Extracted records:
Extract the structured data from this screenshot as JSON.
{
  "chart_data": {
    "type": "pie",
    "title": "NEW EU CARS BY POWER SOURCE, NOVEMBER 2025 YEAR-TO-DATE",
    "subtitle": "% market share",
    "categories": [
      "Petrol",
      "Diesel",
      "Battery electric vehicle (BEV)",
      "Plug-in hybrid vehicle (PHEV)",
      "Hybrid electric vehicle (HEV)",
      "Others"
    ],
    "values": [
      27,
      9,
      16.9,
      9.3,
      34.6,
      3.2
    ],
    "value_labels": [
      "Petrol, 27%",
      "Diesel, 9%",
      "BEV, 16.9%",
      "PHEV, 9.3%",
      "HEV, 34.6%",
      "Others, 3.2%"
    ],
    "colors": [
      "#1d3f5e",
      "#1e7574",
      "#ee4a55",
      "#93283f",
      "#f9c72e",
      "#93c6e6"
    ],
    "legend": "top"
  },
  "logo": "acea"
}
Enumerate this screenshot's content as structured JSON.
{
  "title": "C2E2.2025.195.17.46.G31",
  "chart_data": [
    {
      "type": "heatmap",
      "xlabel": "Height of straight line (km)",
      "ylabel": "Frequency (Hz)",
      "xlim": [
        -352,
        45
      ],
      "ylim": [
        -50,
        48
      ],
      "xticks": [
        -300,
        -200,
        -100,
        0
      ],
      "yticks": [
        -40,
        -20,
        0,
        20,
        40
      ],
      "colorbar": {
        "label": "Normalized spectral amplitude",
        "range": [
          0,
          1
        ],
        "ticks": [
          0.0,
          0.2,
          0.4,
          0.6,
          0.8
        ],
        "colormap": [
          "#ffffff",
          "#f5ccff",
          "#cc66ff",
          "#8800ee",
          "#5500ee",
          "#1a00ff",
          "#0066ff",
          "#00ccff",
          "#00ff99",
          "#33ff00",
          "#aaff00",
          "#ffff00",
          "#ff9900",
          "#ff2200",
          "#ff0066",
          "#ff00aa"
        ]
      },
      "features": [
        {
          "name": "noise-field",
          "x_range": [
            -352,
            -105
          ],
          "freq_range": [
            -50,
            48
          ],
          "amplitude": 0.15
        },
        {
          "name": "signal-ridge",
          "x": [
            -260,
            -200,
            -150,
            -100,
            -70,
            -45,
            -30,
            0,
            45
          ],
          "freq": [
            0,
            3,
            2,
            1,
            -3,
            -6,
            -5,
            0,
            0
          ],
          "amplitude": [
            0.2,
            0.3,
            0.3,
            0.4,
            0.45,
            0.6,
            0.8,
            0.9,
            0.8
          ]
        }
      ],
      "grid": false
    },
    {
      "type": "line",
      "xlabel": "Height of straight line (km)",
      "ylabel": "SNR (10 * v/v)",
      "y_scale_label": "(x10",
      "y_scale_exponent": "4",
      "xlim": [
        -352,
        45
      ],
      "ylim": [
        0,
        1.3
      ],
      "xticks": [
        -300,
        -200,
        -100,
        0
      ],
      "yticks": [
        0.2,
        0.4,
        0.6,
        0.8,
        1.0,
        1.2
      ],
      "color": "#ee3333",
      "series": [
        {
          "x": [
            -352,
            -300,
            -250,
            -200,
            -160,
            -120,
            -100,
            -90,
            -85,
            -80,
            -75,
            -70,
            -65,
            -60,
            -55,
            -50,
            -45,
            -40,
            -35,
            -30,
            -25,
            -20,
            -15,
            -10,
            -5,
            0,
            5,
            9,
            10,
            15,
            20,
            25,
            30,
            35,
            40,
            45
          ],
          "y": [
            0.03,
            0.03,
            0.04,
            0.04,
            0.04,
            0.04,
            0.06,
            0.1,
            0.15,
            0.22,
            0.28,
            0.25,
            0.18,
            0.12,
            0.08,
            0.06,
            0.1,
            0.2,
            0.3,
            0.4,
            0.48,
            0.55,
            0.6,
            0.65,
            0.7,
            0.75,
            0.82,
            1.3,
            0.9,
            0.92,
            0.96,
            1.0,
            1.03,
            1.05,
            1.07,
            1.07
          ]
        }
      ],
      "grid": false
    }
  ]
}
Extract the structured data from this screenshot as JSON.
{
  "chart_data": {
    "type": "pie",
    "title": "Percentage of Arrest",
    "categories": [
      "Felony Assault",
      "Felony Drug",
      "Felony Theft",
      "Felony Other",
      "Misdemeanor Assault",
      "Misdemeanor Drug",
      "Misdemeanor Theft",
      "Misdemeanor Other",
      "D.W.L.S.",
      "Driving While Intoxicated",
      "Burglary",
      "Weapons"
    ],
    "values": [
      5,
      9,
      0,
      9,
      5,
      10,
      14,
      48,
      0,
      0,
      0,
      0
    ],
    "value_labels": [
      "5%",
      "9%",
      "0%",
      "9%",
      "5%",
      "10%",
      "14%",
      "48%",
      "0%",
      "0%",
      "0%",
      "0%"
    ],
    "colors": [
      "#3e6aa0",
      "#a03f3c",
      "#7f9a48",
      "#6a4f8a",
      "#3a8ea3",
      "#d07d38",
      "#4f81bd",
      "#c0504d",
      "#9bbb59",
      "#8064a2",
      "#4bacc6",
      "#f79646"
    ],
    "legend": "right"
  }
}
---
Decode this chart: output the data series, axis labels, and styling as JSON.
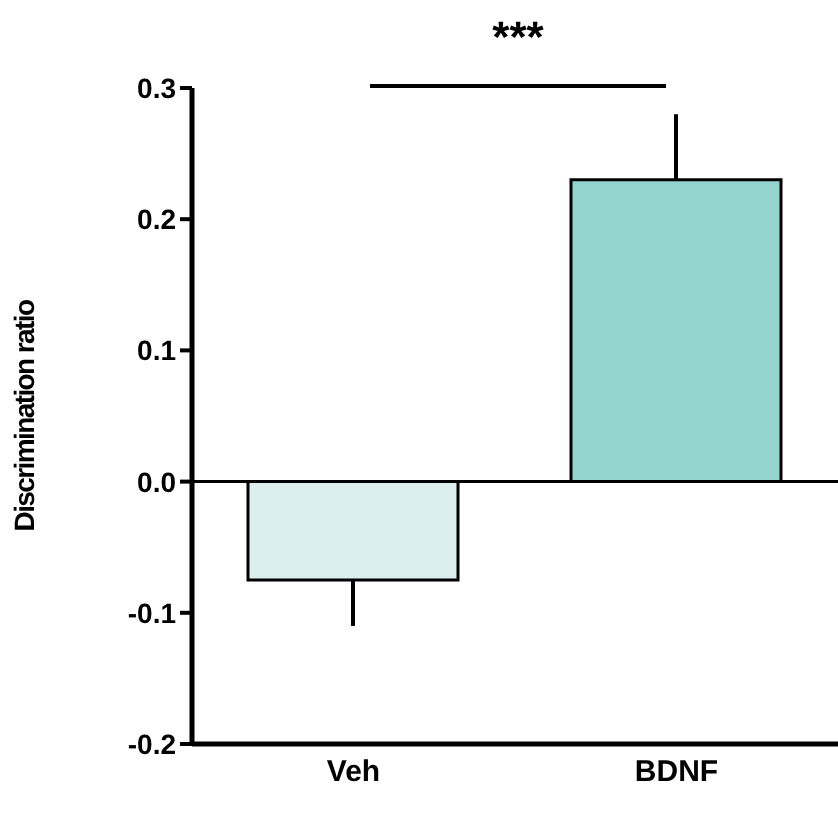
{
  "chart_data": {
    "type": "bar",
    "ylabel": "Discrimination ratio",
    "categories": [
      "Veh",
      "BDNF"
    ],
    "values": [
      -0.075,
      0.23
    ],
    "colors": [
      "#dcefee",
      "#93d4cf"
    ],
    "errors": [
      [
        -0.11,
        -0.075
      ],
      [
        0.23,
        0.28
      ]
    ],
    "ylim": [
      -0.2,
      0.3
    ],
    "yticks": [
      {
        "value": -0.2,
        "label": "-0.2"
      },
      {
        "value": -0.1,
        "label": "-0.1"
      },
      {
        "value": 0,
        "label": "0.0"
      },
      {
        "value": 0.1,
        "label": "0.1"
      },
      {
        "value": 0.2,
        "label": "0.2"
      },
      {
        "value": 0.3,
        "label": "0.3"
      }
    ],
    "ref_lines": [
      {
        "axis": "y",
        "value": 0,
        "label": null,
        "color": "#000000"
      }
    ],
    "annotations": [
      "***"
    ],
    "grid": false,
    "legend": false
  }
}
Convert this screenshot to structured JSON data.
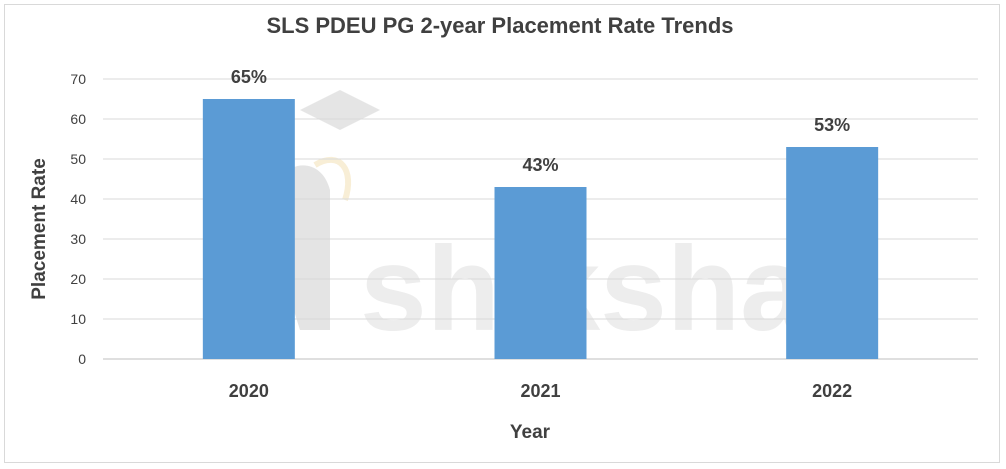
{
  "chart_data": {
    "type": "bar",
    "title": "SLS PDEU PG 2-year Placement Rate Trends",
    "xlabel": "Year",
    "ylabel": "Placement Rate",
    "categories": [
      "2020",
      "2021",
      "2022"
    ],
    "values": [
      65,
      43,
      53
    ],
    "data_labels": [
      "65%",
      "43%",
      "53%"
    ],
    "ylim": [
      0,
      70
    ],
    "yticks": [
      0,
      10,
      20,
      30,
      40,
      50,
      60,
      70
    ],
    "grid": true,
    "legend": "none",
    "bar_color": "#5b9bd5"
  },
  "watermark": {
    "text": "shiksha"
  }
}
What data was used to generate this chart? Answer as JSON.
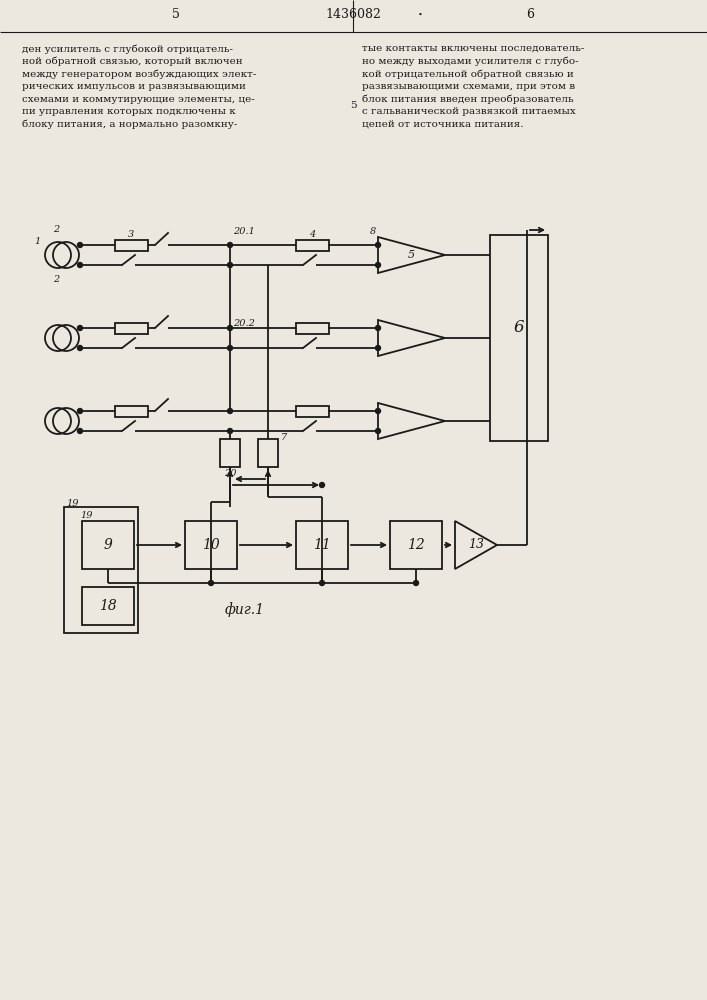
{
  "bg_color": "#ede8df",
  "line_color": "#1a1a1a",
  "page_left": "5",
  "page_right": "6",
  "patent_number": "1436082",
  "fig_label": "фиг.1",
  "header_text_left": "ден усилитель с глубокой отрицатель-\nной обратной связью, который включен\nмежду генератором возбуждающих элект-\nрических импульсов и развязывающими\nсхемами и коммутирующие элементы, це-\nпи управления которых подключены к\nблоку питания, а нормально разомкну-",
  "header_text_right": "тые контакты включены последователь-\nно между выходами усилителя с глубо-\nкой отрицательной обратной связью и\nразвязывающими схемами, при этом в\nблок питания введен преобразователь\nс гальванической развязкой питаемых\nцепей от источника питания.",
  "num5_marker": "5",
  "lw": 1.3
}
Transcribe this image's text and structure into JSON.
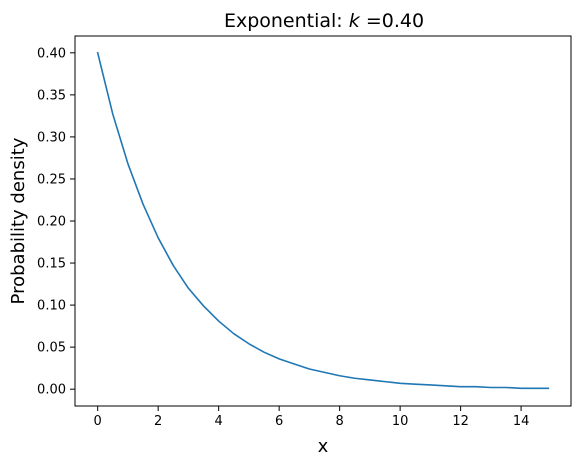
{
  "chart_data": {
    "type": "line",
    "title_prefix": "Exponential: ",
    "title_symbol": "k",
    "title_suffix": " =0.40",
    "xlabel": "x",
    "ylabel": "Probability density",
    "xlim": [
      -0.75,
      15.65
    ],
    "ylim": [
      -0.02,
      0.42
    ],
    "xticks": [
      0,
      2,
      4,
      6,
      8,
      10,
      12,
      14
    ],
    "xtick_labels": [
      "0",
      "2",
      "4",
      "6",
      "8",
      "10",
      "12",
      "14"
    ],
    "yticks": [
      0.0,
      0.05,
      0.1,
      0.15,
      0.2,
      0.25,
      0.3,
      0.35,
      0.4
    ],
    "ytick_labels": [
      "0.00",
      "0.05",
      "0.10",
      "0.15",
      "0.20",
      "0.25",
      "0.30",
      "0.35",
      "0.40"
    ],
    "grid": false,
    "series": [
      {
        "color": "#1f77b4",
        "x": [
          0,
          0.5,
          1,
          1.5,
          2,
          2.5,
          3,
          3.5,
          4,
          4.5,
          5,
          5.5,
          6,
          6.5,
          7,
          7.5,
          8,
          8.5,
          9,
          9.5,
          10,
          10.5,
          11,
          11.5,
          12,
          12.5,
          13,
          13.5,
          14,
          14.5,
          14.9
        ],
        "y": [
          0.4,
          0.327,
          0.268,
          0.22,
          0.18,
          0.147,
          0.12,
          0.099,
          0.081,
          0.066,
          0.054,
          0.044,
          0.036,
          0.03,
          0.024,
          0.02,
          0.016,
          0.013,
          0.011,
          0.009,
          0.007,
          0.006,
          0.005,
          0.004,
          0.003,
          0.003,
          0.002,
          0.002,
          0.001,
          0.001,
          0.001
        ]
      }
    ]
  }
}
--
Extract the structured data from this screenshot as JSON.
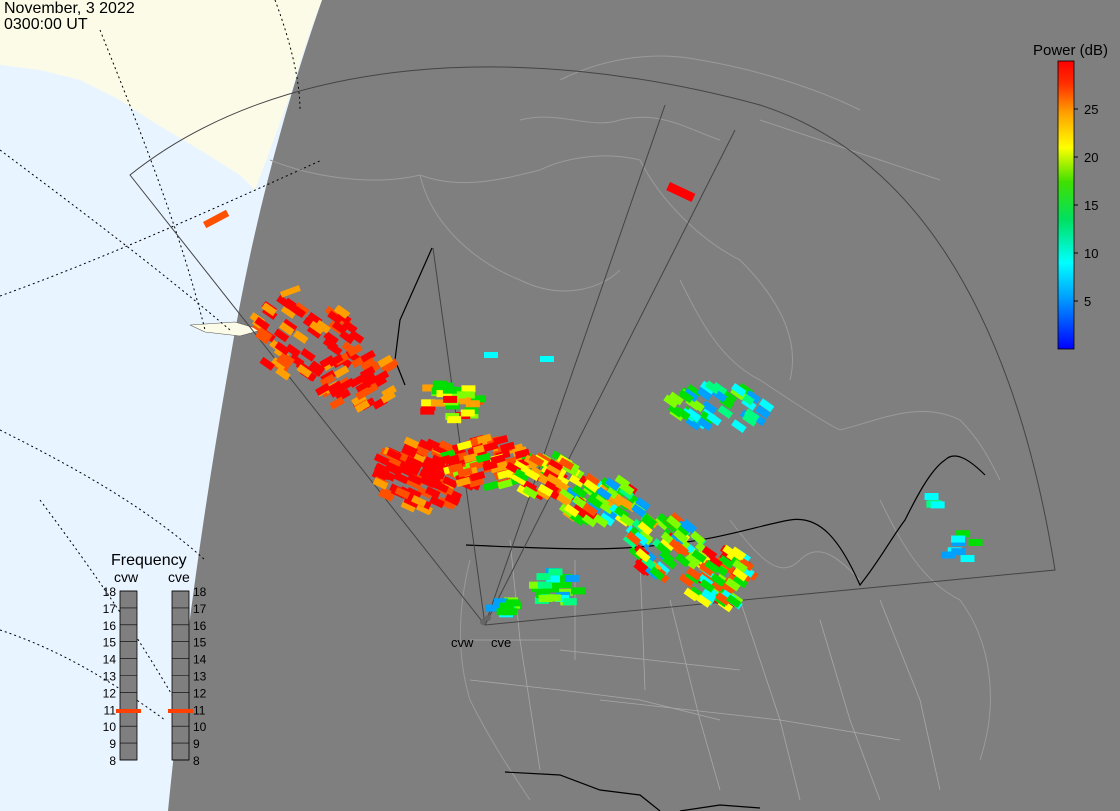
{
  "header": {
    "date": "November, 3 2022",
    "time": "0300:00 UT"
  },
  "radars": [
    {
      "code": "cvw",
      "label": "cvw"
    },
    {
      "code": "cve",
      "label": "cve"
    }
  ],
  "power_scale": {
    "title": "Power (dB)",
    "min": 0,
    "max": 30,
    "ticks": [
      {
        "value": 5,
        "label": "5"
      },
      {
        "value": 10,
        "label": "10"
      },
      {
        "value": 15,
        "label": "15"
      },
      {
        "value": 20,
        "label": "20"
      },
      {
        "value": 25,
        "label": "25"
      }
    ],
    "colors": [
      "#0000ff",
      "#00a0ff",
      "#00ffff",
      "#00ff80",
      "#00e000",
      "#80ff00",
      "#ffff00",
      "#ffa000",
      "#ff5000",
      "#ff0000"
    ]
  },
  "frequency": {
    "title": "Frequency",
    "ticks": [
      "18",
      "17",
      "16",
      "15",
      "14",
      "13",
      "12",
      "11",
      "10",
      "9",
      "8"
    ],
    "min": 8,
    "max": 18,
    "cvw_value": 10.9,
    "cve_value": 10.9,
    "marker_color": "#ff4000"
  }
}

To do: Extract all lines of the records above that include "type".

Answer:
    "type": "pie",
      "type": "heatmap",
      "type": "line",
    "type": "pie",
    "type": "bar",
    "type": "bar",
    "type": "line",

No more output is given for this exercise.